■ **WHAT NEEDS TO BE DONE**:
Transcribe the data in full and exactly, omitting any pictures.

■ **INPUT RECORDS**:
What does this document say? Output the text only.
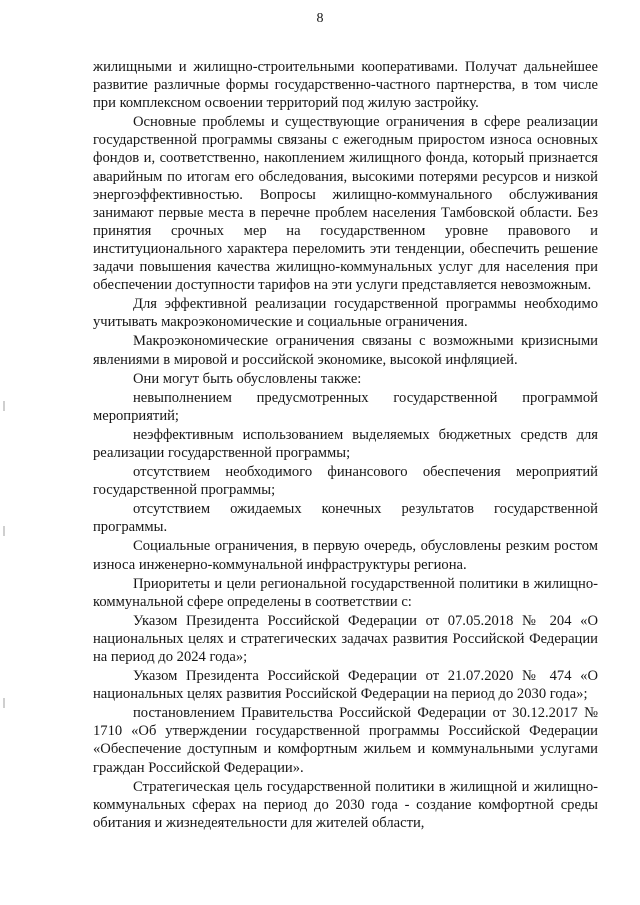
8

жилищными и жилищно-строительными кооперативами. Получат дальнейшее развитие различные формы государственно-частного партнерства, в том числе при комплексном освоении территорий под жилую застройку.

Основные проблемы и существующие ограничения в сфере реализации государственной программы связаны с ежегодным приростом износа основных фондов и, соответственно, накоплением жилищного фонда, который признается аварийным по итогам его обследования, высокими потерями ресурсов и низкой энергоэффективностью. Вопросы жилищно-коммунального обслуживания занимают первые места в перечне проблем населения Тамбовской области. Без принятия срочных мер на государственном уровне правового и институционального характера переломить эти тенденции, обеспечить решение задачи повышения качества жилищно-коммунальных услуг для населения при обеспечении доступности тарифов на эти услуги представляется невозможным.

Для эффективной реализации государственной программы необходимо учитывать макроэкономические и социальные ограничения.

Макроэкономические ограничения связаны с возможными кризисными явлениями в мировой и российской экономике, высокой инфляцией.

Они могут быть обусловлены также:

невыполнением предусмотренных государственной программой мероприятий;

неэффективным использованием выделяемых бюджетных средств для реализации государственной программы;

отсутствием необходимого финансового обеспечения мероприятий государственной программы;

отсутствием ожидаемых конечных результатов государственной программы.

Социальные ограничения, в первую очередь, обусловлены резким ростом износа инженерно-коммунальной инфраструктуры региона.

Приоритеты и цели региональной государственной политики в жилищно-коммунальной сфере определены в соответствии с:

Указом Президента Российской Федерации от 07.05.2018 № 204 «О национальных целях и стратегических задачах развития Российской Федерации на период до 2024 года»;

Указом Президента Российской Федерации от 21.07.2020 № 474 «О национальных целях развития Российской Федерации на период до 2030 года»;

постановлением Правительства Российской Федерации от 30.12.2017 № 1710 «Об утверждении государственной программы Российской Федерации «Обеспечение доступным и комфортным жильем и коммунальными услугами граждан Российской Федерации».

Стратегическая цель государственной политики в жилищной и жилищно-коммунальных сферах на период до 2030 года - создание комфортной среды обитания и жизнедеятельности для жителей области,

■ **OUTPUT FOR THIS EXERCISE**:
What does this document say? Output the text only.
8

жилищными и жилищно-строительными кооперативами. Получат дальнейшее развитие различные формы государственно-частного партнерства, в том числе при комплексном освоении территорий под жилую застройку.

Основные проблемы и существующие ограничения в сфере реализации государственной программы связаны с ежегодным приростом износа основных фондов и, соответственно, накоплением жилищного фонда, который признается аварийным по итогам его обследования, высокими потерями ресурсов и низкой энергоэффективностью. Вопросы жилищно-коммунального обслуживания занимают первые места в перечне проблем населения Тамбовской области. Без принятия срочных мер на государственном уровне правового и институционального характера переломить эти тенденции, обеспечить решение задачи повышения качества жилищно-коммунальных услуг для населения при обеспечении доступности тарифов на эти услуги представляется невозможным.

Для эффективной реализации государственной программы необходимо учитывать макроэкономические и социальные ограничения.

Макроэкономические ограничения связаны с возможными кризисными явлениями в мировой и российской экономике, высокой инфляцией.

Они могут быть обусловлены также:

невыполнением предусмотренных государственной программой мероприятий;

неэффективным использованием выделяемых бюджетных средств для реализации государственной программы;

отсутствием необходимого финансового обеспечения мероприятий государственной программы;

отсутствием ожидаемых конечных результатов государственной программы.

Социальные ограничения, в первую очередь, обусловлены резким ростом износа инженерно-коммунальной инфраструктуры региона.

Приоритеты и цели региональной государственной политики в жилищно-коммунальной сфере определены в соответствии с:

Указом Президента Российской Федерации от 07.05.2018 № 204 «О национальных целях и стратегических задачах развития Российской Федерации на период до 2024 года»;

Указом Президента Российской Федерации от 21.07.2020 № 474 «О национальных целях развития Российской Федерации на период до 2030 года»;

постановлением Правительства Российской Федерации от 30.12.2017 № 1710 «Об утверждении государственной программы Российской Федерации «Обеспечение доступным и комфортным жильем и коммунальными услугами граждан Российской Федерации».

Стратегическая цель государственной политики в жилищной и жилищно-коммунальных сферах на период до 2030 года - создание комфортной среды обитания и жизнедеятельности для жителей области,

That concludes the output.